(Rows):
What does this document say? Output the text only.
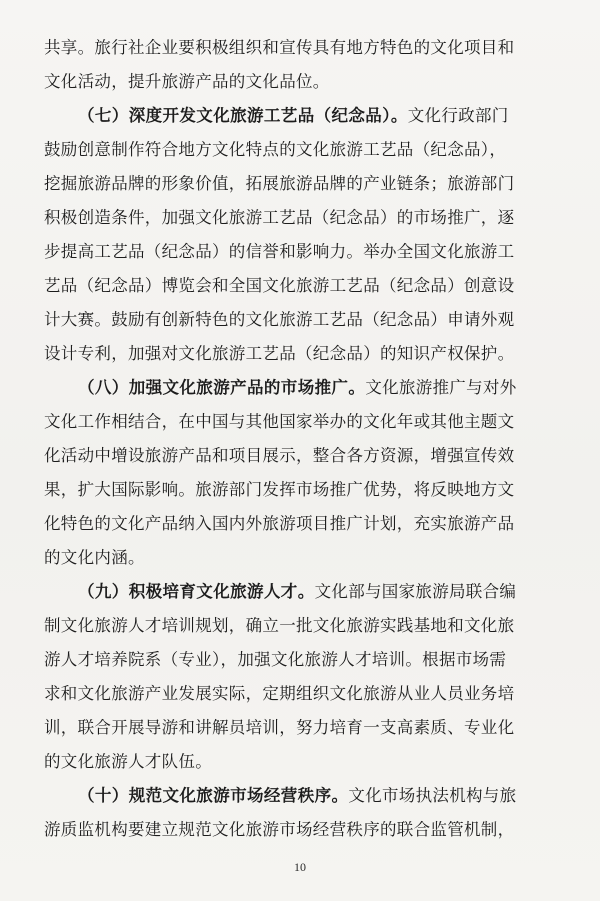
共享。旅行社企业要积极组织和宣传具有地方特色的文化项目和
文化活动，提升旅游产品的文化品位。
（七）深度开发文化旅游工艺品（纪念品）。文化行政部门
鼓励创意制作符合地方文化特点的文化旅游工艺品（纪念品），
挖掘旅游品牌的形象价值，拓展旅游品牌的产业链条；旅游部门
积极创造条件，加强文化旅游工艺品（纪念品）的市场推广，逐
步提高工艺品（纪念品）的信誉和影响力。举办全国文化旅游工
艺品（纪念品）博览会和全国文化旅游工艺品（纪念品）创意设
计大赛。鼓励有创新特色的文化旅游工艺品（纪念品）申请外观
设计专利，加强对文化旅游工艺品（纪念品）的知识产权保护。
（八）加强文化旅游产品的市场推广。文化旅游推广与对外
文化工作相结合，在中国与其他国家举办的文化年或其他主题文
化活动中增设旅游产品和项目展示，整合各方资源，增强宣传效
果，扩大国际影响。旅游部门发挥市场推广优势，将反映地方文
化特色的文化产品纳入国内外旅游项目推广计划，充实旅游产品
的文化内涵。
（九）积极培育文化旅游人才。文化部与国家旅游局联合编
制文化旅游人才培训规划，确立一批文化旅游实践基地和文化旅
游人才培养院系（专业），加强文化旅游人才培训。根据市场需
求和文化旅游产业发展实际，定期组织文化旅游从业人员业务培
训，联合开展导游和讲解员培训，努力培育一支高素质、专业化
的文化旅游人才队伍。
（十）规范文化旅游市场经营秩序。文化市场执法机构与旅
游质监机构要建立规范文化旅游市场经营秩序的联合监管机制，
10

(Exercise requirements): Transcribe each entry above exactly, apart from the pictures.

(Correct output):
What does this document say? Output the text only.
共享。旅行社企业要积极组织和宣传具有地方特色的文化项目和
文化活动，提升旅游产品的文化品位。
（七）深度开发文化旅游工艺品（纪念品）。文化行政部门
鼓励创意制作符合地方文化特点的文化旅游工艺品（纪念品），
挖掘旅游品牌的形象价值，拓展旅游品牌的产业链条；旅游部门
积极创造条件，加强文化旅游工艺品（纪念品）的市场推广，逐
步提高工艺品（纪念品）的信誉和影响力。举办全国文化旅游工
艺品（纪念品）博览会和全国文化旅游工艺品（纪念品）创意设
计大赛。鼓励有创新特色的文化旅游工艺品（纪念品）申请外观
设计专利，加强对文化旅游工艺品（纪念品）的知识产权保护。
（八）加强文化旅游产品的市场推广。文化旅游推广与对外
文化工作相结合，在中国与其他国家举办的文化年或其他主题文
化活动中增设旅游产品和项目展示，整合各方资源，增强宣传效
果，扩大国际影响。旅游部门发挥市场推广优势，将反映地方文
化特色的文化产品纳入国内外旅游项目推广计划，充实旅游产品
的文化内涵。
（九）积极培育文化旅游人才。文化部与国家旅游局联合编
制文化旅游人才培训规划，确立一批文化旅游实践基地和文化旅
游人才培养院系（专业），加强文化旅游人才培训。根据市场需
求和文化旅游产业发展实际，定期组织文化旅游从业人员业务培
训，联合开展导游和讲解员培训，努力培育一支高素质、专业化
的文化旅游人才队伍。
（十）规范文化旅游市场经营秩序。文化市场执法机构与旅
游质监机构要建立规范文化旅游市场经营秩序的联合监管机制，
10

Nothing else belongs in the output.